**Data provided**
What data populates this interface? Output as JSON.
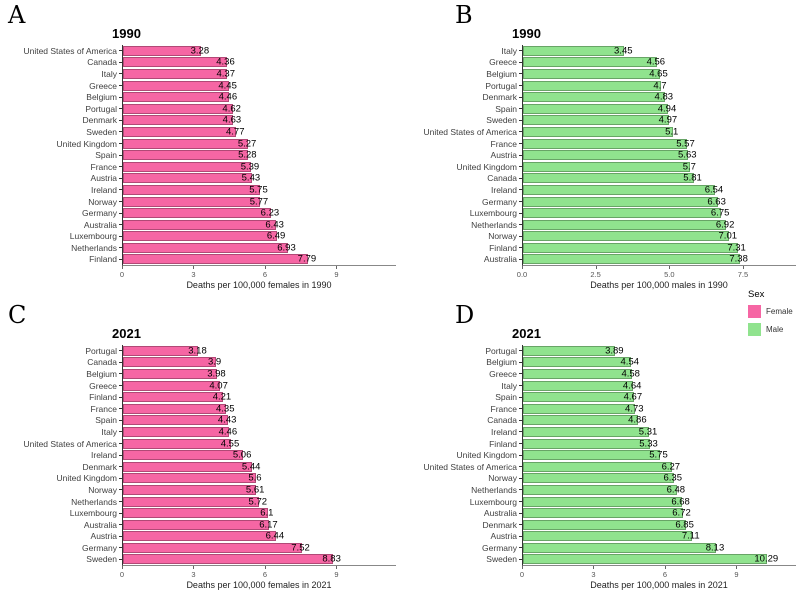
{
  "colors": {
    "female": "#F666A4",
    "male": "#90E38E",
    "bar_border": "rgba(0,0,0,0.28)",
    "axis_line": "#888888",
    "tick_text": "#555555",
    "label_text": "#404040"
  },
  "legend": {
    "title": "Sex",
    "position": "right",
    "items": [
      {
        "label": "Female",
        "color": "#F666A4"
      },
      {
        "label": "Male",
        "color": "#90E38E"
      }
    ]
  },
  "chart_data": [
    {
      "type": "bar",
      "orientation": "horizontal",
      "panel": "A",
      "title": "1990",
      "series": "Female",
      "color": "#F666A4",
      "xlabel": "Deaths per 100,000 females in 1990",
      "xlim": [
        0,
        11.5
      ],
      "grid": false,
      "xticks": [
        {
          "v": 0,
          "label": "0"
        },
        {
          "v": 3,
          "label": "3"
        },
        {
          "v": 6,
          "label": "6"
        },
        {
          "v": 9,
          "label": "9"
        }
      ],
      "categories": [
        "United States of America",
        "Canada",
        "Italy",
        "Greece",
        "Belgium",
        "Portugal",
        "Denmark",
        "Sweden",
        "United Kingdom",
        "Spain",
        "France",
        "Austria",
        "Ireland",
        "Norway",
        "Germany",
        "Australia",
        "Luxembourg",
        "Netherlands",
        "Finland"
      ],
      "values": [
        3.28,
        4.36,
        4.37,
        4.45,
        4.46,
        4.62,
        4.63,
        4.77,
        5.27,
        5.28,
        5.39,
        5.43,
        5.75,
        5.77,
        6.23,
        6.43,
        6.49,
        6.93,
        7.79
      ]
    },
    {
      "type": "bar",
      "orientation": "horizontal",
      "panel": "B",
      "title": "1990",
      "series": "Male",
      "color": "#90E38E",
      "xlabel": "Deaths per 100,000 males in 1990",
      "xlim": [
        0,
        9.3
      ],
      "grid": false,
      "xticks": [
        {
          "v": 0,
          "label": "0.0"
        },
        {
          "v": 2.5,
          "label": "2.5"
        },
        {
          "v": 5,
          "label": "5.0"
        },
        {
          "v": 7.5,
          "label": "7.5"
        }
      ],
      "categories": [
        "Italy",
        "Greece",
        "Belgium",
        "Portugal",
        "Denmark",
        "Spain",
        "Sweden",
        "United States of America",
        "France",
        "Austria",
        "United Kingdom",
        "Canada",
        "Ireland",
        "Germany",
        "Luxembourg",
        "Netherlands",
        "Norway",
        "Finland",
        "Australia"
      ],
      "values": [
        3.45,
        4.56,
        4.65,
        4.7,
        4.83,
        4.94,
        4.97,
        5.1,
        5.57,
        5.63,
        5.7,
        5.81,
        6.54,
        6.63,
        6.75,
        6.92,
        7.01,
        7.31,
        7.38
      ]
    },
    {
      "type": "bar",
      "orientation": "horizontal",
      "panel": "C",
      "title": "2021",
      "series": "Female",
      "color": "#F666A4",
      "xlabel": "Deaths per 100,000 females in 2021",
      "xlim": [
        0,
        11.5
      ],
      "grid": false,
      "xticks": [
        {
          "v": 0,
          "label": "0"
        },
        {
          "v": 3,
          "label": "3"
        },
        {
          "v": 6,
          "label": "6"
        },
        {
          "v": 9,
          "label": "9"
        }
      ],
      "categories": [
        "Portugal",
        "Canada",
        "Belgium",
        "Greece",
        "Finland",
        "France",
        "Spain",
        "Italy",
        "United States of America",
        "Ireland",
        "Denmark",
        "United Kingdom",
        "Norway",
        "Netherlands",
        "Luxembourg",
        "Australia",
        "Austria",
        "Germany",
        "Sweden"
      ],
      "values": [
        3.18,
        3.9,
        3.98,
        4.07,
        4.21,
        4.35,
        4.43,
        4.46,
        4.55,
        5.06,
        5.44,
        5.6,
        5.61,
        5.72,
        6.1,
        6.17,
        6.44,
        7.52,
        8.83
      ]
    },
    {
      "type": "bar",
      "orientation": "horizontal",
      "panel": "D",
      "title": "2021",
      "series": "Male",
      "color": "#90E38E",
      "xlabel": "Deaths per 100,000 males in 2021",
      "xlim": [
        0,
        11.5
      ],
      "grid": false,
      "xticks": [
        {
          "v": 0,
          "label": "0"
        },
        {
          "v": 3,
          "label": "3"
        },
        {
          "v": 6,
          "label": "6"
        },
        {
          "v": 9,
          "label": "9"
        }
      ],
      "categories": [
        "Portugal",
        "Belgium",
        "Greece",
        "Italy",
        "Spain",
        "France",
        "Canada",
        "Ireland",
        "Finland",
        "United Kingdom",
        "United States of America",
        "Norway",
        "Netherlands",
        "Luxembourg",
        "Australia",
        "Denmark",
        "Austria",
        "Germany",
        "Sweden"
      ],
      "values": [
        3.89,
        4.54,
        4.58,
        4.64,
        4.67,
        4.73,
        4.86,
        5.31,
        5.33,
        5.75,
        6.27,
        6.35,
        6.48,
        6.68,
        6.72,
        6.85,
        7.11,
        8.13,
        10.29
      ]
    }
  ]
}
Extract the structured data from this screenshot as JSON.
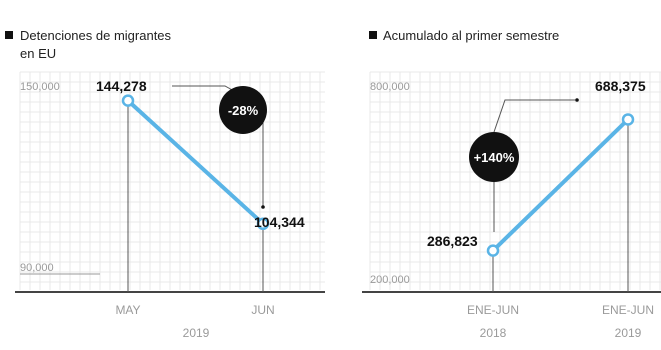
{
  "colors": {
    "line": "#5ab4e6",
    "dark": "#111111",
    "tick_text": "#9a9a9a",
    "guide": "#555555",
    "axis": "#444444",
    "grid": "#e8e8e8"
  },
  "chart_data": [
    {
      "type": "line",
      "title": "Detenciones de migrantes en EU",
      "title_lines": [
        "Detenciones de migrantes",
        "en EU"
      ],
      "categories": [
        "MAY",
        "JUN"
      ],
      "values": [
        144278,
        104344
      ],
      "value_labels": [
        "144,278",
        "104,344"
      ],
      "ylim": [
        90000,
        150000
      ],
      "yticks": [
        "150,000",
        "90,000"
      ],
      "xlabel": "2019",
      "change_badge": "-28%",
      "grid": true
    },
    {
      "type": "line",
      "title": "Acumulado al primer semestre",
      "title_lines": [
        "Acumulado al primer semestre"
      ],
      "categories": [
        "ENE-JUN",
        "ENE-JUN"
      ],
      "x_years": [
        "2018",
        "2019"
      ],
      "values": [
        286823,
        688375
      ],
      "value_labels": [
        "286,823",
        "688,375"
      ],
      "ylim": [
        200000,
        800000
      ],
      "yticks": [
        "800,000",
        "200,000"
      ],
      "change_badge": "+140%",
      "grid": true
    }
  ]
}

**Exercise details**
Repeat the data in full and exactly. Omit pictures.

**Final result**
What data populates this interface? Output as JSON.
{
  "colors": {
    "female": "#F666A4",
    "male": "#90E38E",
    "bar_border": "rgba(0,0,0,0.28)",
    "axis_line": "#888888",
    "tick_text": "#555555",
    "label_text": "#404040"
  },
  "legend": {
    "title": "Sex",
    "position": "right",
    "items": [
      {
        "label": "Female",
        "color": "#F666A4"
      },
      {
        "label": "Male",
        "color": "#90E38E"
      }
    ]
  },
  "chart_data": [
    {
      "type": "bar",
      "orientation": "horizontal",
      "panel": "A",
      "title": "1990",
      "series": "Female",
      "color": "#F666A4",
      "xlabel": "Deaths per 100,000 females in 1990",
      "xlim": [
        0,
        11.5
      ],
      "grid": false,
      "xticks": [
        {
          "v": 0,
          "label": "0"
        },
        {
          "v": 3,
          "label": "3"
        },
        {
          "v": 6,
          "label": "6"
        },
        {
          "v": 9,
          "label": "9"
        }
      ],
      "categories": [
        "United States of America",
        "Canada",
        "Italy",
        "Greece",
        "Belgium",
        "Portugal",
        "Denmark",
        "Sweden",
        "United Kingdom",
        "Spain",
        "France",
        "Austria",
        "Ireland",
        "Norway",
        "Germany",
        "Australia",
        "Luxembourg",
        "Netherlands",
        "Finland"
      ],
      "values": [
        3.28,
        4.36,
        4.37,
        4.45,
        4.46,
        4.62,
        4.63,
        4.77,
        5.27,
        5.28,
        5.39,
        5.43,
        5.75,
        5.77,
        6.23,
        6.43,
        6.49,
        6.93,
        7.79
      ]
    },
    {
      "type": "bar",
      "orientation": "horizontal",
      "panel": "B",
      "title": "1990",
      "series": "Male",
      "color": "#90E38E",
      "xlabel": "Deaths per 100,000 males in 1990",
      "xlim": [
        0,
        9.3
      ],
      "grid": false,
      "xticks": [
        {
          "v": 0,
          "label": "0.0"
        },
        {
          "v": 2.5,
          "label": "2.5"
        },
        {
          "v": 5,
          "label": "5.0"
        },
        {
          "v": 7.5,
          "label": "7.5"
        }
      ],
      "categories": [
        "Italy",
        "Greece",
        "Belgium",
        "Portugal",
        "Denmark",
        "Spain",
        "Sweden",
        "United States of America",
        "France",
        "Austria",
        "United Kingdom",
        "Canada",
        "Ireland",
        "Germany",
        "Luxembourg",
        "Netherlands",
        "Norway",
        "Finland",
        "Australia"
      ],
      "values": [
        3.45,
        4.56,
        4.65,
        4.7,
        4.83,
        4.94,
        4.97,
        5.1,
        5.57,
        5.63,
        5.7,
        5.81,
        6.54,
        6.63,
        6.75,
        6.92,
        7.01,
        7.31,
        7.38
      ]
    },
    {
      "type": "bar",
      "orientation": "horizontal",
      "panel": "C",
      "title": "2021",
      "series": "Female",
      "color": "#F666A4",
      "xlabel": "Deaths per 100,000 females in 2021",
      "xlim": [
        0,
        11.5
      ],
      "grid": false,
      "xticks": [
        {
          "v": 0,
          "label": "0"
        },
        {
          "v": 3,
          "label": "3"
        },
        {
          "v": 6,
          "label": "6"
        },
        {
          "v": 9,
          "label": "9"
        }
      ],
      "categories": [
        "Portugal",
        "Canada",
        "Belgium",
        "Greece",
        "Finland",
        "France",
        "Spain",
        "Italy",
        "United States of America",
        "Ireland",
        "Denmark",
        "United Kingdom",
        "Norway",
        "Netherlands",
        "Luxembourg",
        "Australia",
        "Austria",
        "Germany",
        "Sweden"
      ],
      "values": [
        3.18,
        3.9,
        3.98,
        4.07,
        4.21,
        4.35,
        4.43,
        4.46,
        4.55,
        5.06,
        5.44,
        5.6,
        5.61,
        5.72,
        6.1,
        6.17,
        6.44,
        7.52,
        8.83
      ]
    },
    {
      "type": "bar",
      "orientation": "horizontal",
      "panel": "D",
      "title": "2021",
      "series": "Male",
      "color": "#90E38E",
      "xlabel": "Deaths per 100,000 males in 2021",
      "xlim": [
        0,
        11.5
      ],
      "grid": false,
      "xticks": [
        {
          "v": 0,
          "label": "0"
        },
        {
          "v": 3,
          "label": "3"
        },
        {
          "v": 6,
          "label": "6"
        },
        {
          "v": 9,
          "label": "9"
        }
      ],
      "categories": [
        "Portugal",
        "Belgium",
        "Greece",
        "Italy",
        "Spain",
        "France",
        "Canada",
        "Ireland",
        "Finland",
        "United Kingdom",
        "United States of America",
        "Norway",
        "Netherlands",
        "Luxembourg",
        "Australia",
        "Denmark",
        "Austria",
        "Germany",
        "Sweden"
      ],
      "values": [
        3.89,
        4.54,
        4.58,
        4.64,
        4.67,
        4.73,
        4.86,
        5.31,
        5.33,
        5.75,
        6.27,
        6.35,
        6.48,
        6.68,
        6.72,
        6.85,
        7.11,
        8.13,
        10.29
      ]
    }
  ]
}
Extract the structured data from this screenshot as JSON.
{
  "colors": {
    "line": "#5ab4e6",
    "dark": "#111111",
    "tick_text": "#9a9a9a",
    "guide": "#555555",
    "axis": "#444444",
    "grid": "#e8e8e8"
  },
  "chart_data": [
    {
      "type": "line",
      "title": "Detenciones de migrantes en EU",
      "title_lines": [
        "Detenciones de migrantes",
        "en EU"
      ],
      "categories": [
        "MAY",
        "JUN"
      ],
      "values": [
        144278,
        104344
      ],
      "value_labels": [
        "144,278",
        "104,344"
      ],
      "ylim": [
        90000,
        150000
      ],
      "yticks": [
        "150,000",
        "90,000"
      ],
      "xlabel": "2019",
      "change_badge": "-28%",
      "grid": true
    },
    {
      "type": "line",
      "title": "Acumulado al primer semestre",
      "title_lines": [
        "Acumulado al primer semestre"
      ],
      "categories": [
        "ENE-JUN",
        "ENE-JUN"
      ],
      "x_years": [
        "2018",
        "2019"
      ],
      "values": [
        286823,
        688375
      ],
      "value_labels": [
        "286,823",
        "688,375"
      ],
      "ylim": [
        200000,
        800000
      ],
      "yticks": [
        "800,000",
        "200,000"
      ],
      "change_badge": "+140%",
      "grid": true
    }
  ]
}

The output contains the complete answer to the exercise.